**Extrait du texte:**

>>>

Mystère et nostalgie : Annabelle Foucher et l’émotion qui nous révèle

15 mai 2023   •  
Écrit par Apolline Coëffet
Mystère et nostalgie : Annabelle Foucher et l’émotion qui nous révèle
Installée à Reims, Annabelle Foucher cherche à saisir le charme brut des fêlures au travers de compositions à l’aspect théâtral. Sur cette scène sophistiquée, mélancolie, simplicité et fragilité se font les protagonistes d’une histoire éphémère qui se décline avec délicatesse et poésie.

Dans des tirages imprégnés des mille nuances de la nostalgie, le regard se décline et laisse paraître des mondes hermétiques, pourtant teintés de pensées qui se trahissent. Un dessous abandonné sur un paravent de bois, des fleurs aux troubles contours, un peigne suspendu dans une chevelure d’ébène… Tous ces éléments adjacents suggèrent la présence d’un être évanoui. Le souvenir s’infuse alors dans une poésie du sensible et subsiste par fragments. « Je pense que la photo s’est peu à peu immiscée dans mon quotidien, car je crains l’oubli depuis toujours. J’ai vu mon arrière-grand-mère sombrer dans la démence et cela m’a marquée. J’ai peur d’oublier les gens qui ont compté, les bons souvenirs, mais également les émotions que suscitent en moi certains détails. En créant, je leur permets de vivre et de durer », explique Annabelle Foucher, qui signe ces compositions.

© Annabelle Foucher© Annabelle Foucher

De l’imprévu à l’alchimie

La photographe de mode de profession fait preuve d’une attention particulière lorsqu’il s’agit de révéler à l’image les passions qui animent ses modèles. À travers ce « travail d’équilibriste », qui oscille entre l’expression d’une muse et d’une artiste, Annabelle Foucher souhaite capter le regard et susciter l’étonnement. « Je cherche avant tout à transfigurer le quotidien, à donner une dimension insolite et originale à des choses banales ou conventionnelles. Je perçois souvent la beauté dans des éléments bruts, simples, et je veux la montrer aux autres, poursuit-elle. Cela demande inévitablement une mise en scène, et de réinterpréter à l’infini ce qui est déjà fait, déjà vu, à ma façon. Pour moi, la notion même du beau est liée aux contrastes et aux cassures, à la réunion des choses qui seraient a priori étrangères les unes aux autres. »

Tour à tour « dramaturge, metteuse en scène et accessoiriste », Annabelle Foucher aime à concevoir ses tableaux selon ses inspirations, laissant toujours place au hasard, à cet « effet de surprise » qui, à ses balbutiements, l’encourageait à expérimenter pour parfaire sa technique. Cet attrait pour l’imprévu et l’inexplicable, qui se distille dans chacune de ses œuvres, se rapporterait presque au mystère et à l’alchimie. « Il faudrait être magicienne pour être capable de refléter la complexité de chaque trait et de chaque personnalité aussi facilement. Avec le recul, il me plaît de savoir qu’il existe des âmes qui me sont inaccessibles », soutient notre interlocutrice.

<<<

**Données sources:**
>>>

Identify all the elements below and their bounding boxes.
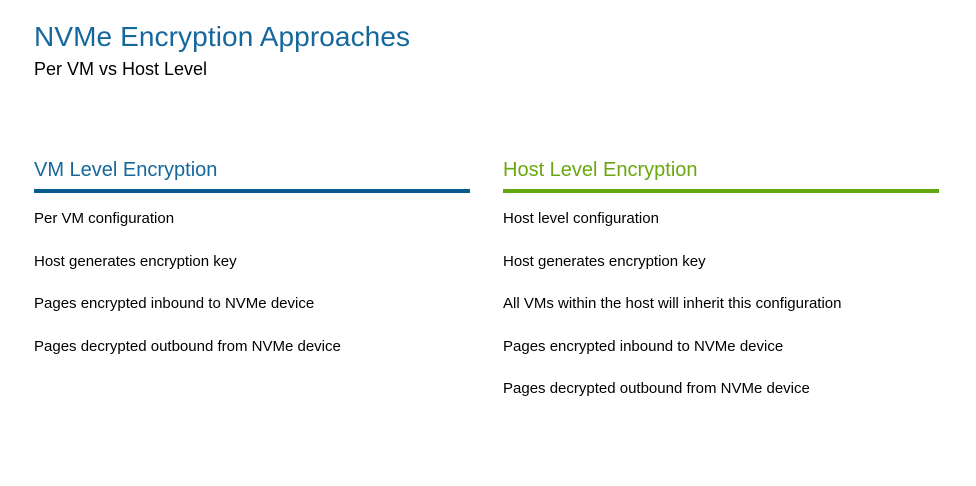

<<<

**Consignes à suivre:**
**1.** Pour chacune des affirmations suivantes, dites par oui ou par non si elle concorde avec l'article sur Annabelle Foucher, en citant fidèlement les mots du texte qui tranchent. (a) Annabelle Foucher est installée à Reims. (b) Elle refuse toute place au hasard dans ses tableaux. (c) Elle dit avoir vu sa grand-mère sombrer dans la démence.
**2.** Recopiez fidèlement le passage de l'article sur Annabelle Foucher qui va de « Tour à tour » jusqu'à « soutient notre interlocutrice. » inclus.

**Réponses successives:**
**1.**
(a) Oui : « Installée à Reims, Annabelle Foucher ».
(b) Non : « laissant toujours place au hasard ».
(c) Non : « J’ai vu mon arrière-grand-mère sombrer dans la démence ».

**2.**
Tour à tour « dramaturge, metteuse en scène et accessoiriste », Annabelle Foucher aime à concevoir ses tableaux selon ses inspirations, laissant toujours place au hasard, à cet « effet de surprise » qui, à ses balbutiements, l’encourageait à expérimenter pour parfaire sa technique. Cet attrait pour l’imprévu et l’inexplicable, qui se distille dans chacune de ses œuvres, se rapporterait presque au mystère et à l’alchimie. « Il faudrait être magicienne pour être capable de refléter la complexité de chaque trait et de chaque personnalité aussi facilement. Avec le recul, il me plaît de savoir qu’il existe des âmes qui me sont inaccessibles », soutient notre interlocutrice.